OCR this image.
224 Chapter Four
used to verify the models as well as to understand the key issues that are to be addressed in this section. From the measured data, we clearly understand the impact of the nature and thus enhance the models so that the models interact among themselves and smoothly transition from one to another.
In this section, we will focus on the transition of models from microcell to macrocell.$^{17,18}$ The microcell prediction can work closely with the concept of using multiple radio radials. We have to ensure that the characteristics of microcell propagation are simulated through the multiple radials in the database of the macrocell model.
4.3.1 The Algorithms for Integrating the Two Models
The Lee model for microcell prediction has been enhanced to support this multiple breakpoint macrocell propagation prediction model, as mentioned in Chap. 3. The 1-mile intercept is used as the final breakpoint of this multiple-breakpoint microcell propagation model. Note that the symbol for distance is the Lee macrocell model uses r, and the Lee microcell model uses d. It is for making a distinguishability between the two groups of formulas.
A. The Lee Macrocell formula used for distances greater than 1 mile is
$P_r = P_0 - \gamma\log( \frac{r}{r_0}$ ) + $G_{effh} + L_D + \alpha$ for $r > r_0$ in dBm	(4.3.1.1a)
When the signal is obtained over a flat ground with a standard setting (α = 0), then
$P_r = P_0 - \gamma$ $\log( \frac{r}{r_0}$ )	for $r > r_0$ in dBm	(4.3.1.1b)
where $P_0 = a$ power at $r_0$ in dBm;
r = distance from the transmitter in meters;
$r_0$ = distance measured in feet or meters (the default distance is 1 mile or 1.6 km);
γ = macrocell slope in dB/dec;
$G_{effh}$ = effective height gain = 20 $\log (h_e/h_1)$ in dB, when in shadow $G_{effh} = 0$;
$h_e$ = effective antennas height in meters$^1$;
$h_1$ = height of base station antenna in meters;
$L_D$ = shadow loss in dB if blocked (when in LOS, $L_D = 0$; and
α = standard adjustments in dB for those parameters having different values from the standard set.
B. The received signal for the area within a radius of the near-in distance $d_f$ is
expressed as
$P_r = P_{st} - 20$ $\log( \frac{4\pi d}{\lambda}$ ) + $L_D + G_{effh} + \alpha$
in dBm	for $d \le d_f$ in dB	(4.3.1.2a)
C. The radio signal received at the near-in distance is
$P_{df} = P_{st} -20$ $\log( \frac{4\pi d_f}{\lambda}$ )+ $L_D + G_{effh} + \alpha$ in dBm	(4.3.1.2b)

Directions:
Copy every line of the listing that includes the string "frac".

Task result:
$P_r = P_0 - \gamma\log( \frac{r}{r_0}$ ) + $G_{effh} + L_D + \alpha$ for $r > r_0$ in dBm	(4.3.1.1a)
$P_r = P_0 - \gamma$ $\log( \frac{r}{r_0}$ )	for $r > r_0$ in dBm	(4.3.1.1b)
$P_r = P_{st} - 20$ $\log( \frac{4\pi d}{\lambda}$ ) + $L_D + G_{effh} + \alpha$
$P_{df} = P_{st} -20$ $\log( \frac{4\pi d_f}{\lambda}$ )+ $L_D + G_{effh} + \alpha$ in dBm	(4.3.1.2b)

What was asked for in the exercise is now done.